◆ DATA TO USE
....

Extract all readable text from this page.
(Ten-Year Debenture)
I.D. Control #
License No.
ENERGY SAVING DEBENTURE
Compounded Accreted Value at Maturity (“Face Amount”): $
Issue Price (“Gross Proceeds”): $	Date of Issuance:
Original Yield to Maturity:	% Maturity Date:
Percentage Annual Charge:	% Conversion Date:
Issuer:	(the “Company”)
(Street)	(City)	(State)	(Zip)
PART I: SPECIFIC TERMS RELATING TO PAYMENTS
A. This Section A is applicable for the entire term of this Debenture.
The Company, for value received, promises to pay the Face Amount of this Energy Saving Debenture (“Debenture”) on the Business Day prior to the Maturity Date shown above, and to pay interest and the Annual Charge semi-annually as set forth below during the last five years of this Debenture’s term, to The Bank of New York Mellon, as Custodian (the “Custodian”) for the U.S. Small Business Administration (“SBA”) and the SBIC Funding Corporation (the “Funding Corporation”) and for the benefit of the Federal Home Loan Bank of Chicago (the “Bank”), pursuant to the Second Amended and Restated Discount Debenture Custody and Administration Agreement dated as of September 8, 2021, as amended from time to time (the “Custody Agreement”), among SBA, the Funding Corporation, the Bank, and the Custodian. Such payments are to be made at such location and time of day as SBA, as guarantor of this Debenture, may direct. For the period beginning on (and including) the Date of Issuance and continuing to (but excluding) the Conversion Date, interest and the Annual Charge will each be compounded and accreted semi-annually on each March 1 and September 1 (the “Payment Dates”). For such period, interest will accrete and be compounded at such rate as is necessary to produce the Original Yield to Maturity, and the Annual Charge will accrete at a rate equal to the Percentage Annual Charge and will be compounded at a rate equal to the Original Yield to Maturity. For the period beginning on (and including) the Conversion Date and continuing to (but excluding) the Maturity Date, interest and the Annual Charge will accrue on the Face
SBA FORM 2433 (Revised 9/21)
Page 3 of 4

....

◆ BRIEF
Restate every record exactly, leaving nothing out.

◆ WRITTEN SOLUTION
Extract all readable text from this page.
(Ten-Year Debenture)
I.D. Control #
License No.
ENERGY SAVING DEBENTURE
Compounded Accreted Value at Maturity (“Face Amount”): $
Issue Price (“Gross Proceeds”): $	Date of Issuance:
Original Yield to Maturity:	% Maturity Date:
Percentage Annual Charge:	% Conversion Date:
Issuer:	(the “Company”)
(Street)	(City)	(State)	(Zip)
PART I: SPECIFIC TERMS RELATING TO PAYMENTS
A. This Section A is applicable for the entire term of this Debenture.
The Company, for value received, promises to pay the Face Amount of this Energy Saving Debenture (“Debenture”) on the Business Day prior to the Maturity Date shown above, and to pay interest and the Annual Charge semi-annually as set forth below during the last five years of this Debenture’s term, to The Bank of New York Mellon, as Custodian (the “Custodian”) for the U.S. Small Business Administration (“SBA”) and the SBIC Funding Corporation (the “Funding Corporation”) and for the benefit of the Federal Home Loan Bank of Chicago (the “Bank”), pursuant to the Second Amended and Restated Discount Debenture Custody and Administration Agreement dated as of September 8, 2021, as amended from time to time (the “Custody Agreement”), among SBA, the Funding Corporation, the Bank, and the Custodian. Such payments are to be made at such location and time of day as SBA, as guarantor of this Debenture, may direct. For the period beginning on (and including) the Date of Issuance and continuing to (but excluding) the Conversion Date, interest and the Annual Charge will each be compounded and accreted semi-annually on each March 1 and September 1 (the “Payment Dates”). For such period, interest will accrete and be compounded at such rate as is necessary to produce the Original Yield to Maturity, and the Annual Charge will accrete at a rate equal to the Percentage Annual Charge and will be compounded at a rate equal to the Original Yield to Maturity. For the period beginning on (and including) the Conversion Date and continuing to (but excluding) the Maturity Date, interest and the Annual Charge will accrue on the Face
SBA FORM 2433 (Revised 9/21)
Page 3 of 4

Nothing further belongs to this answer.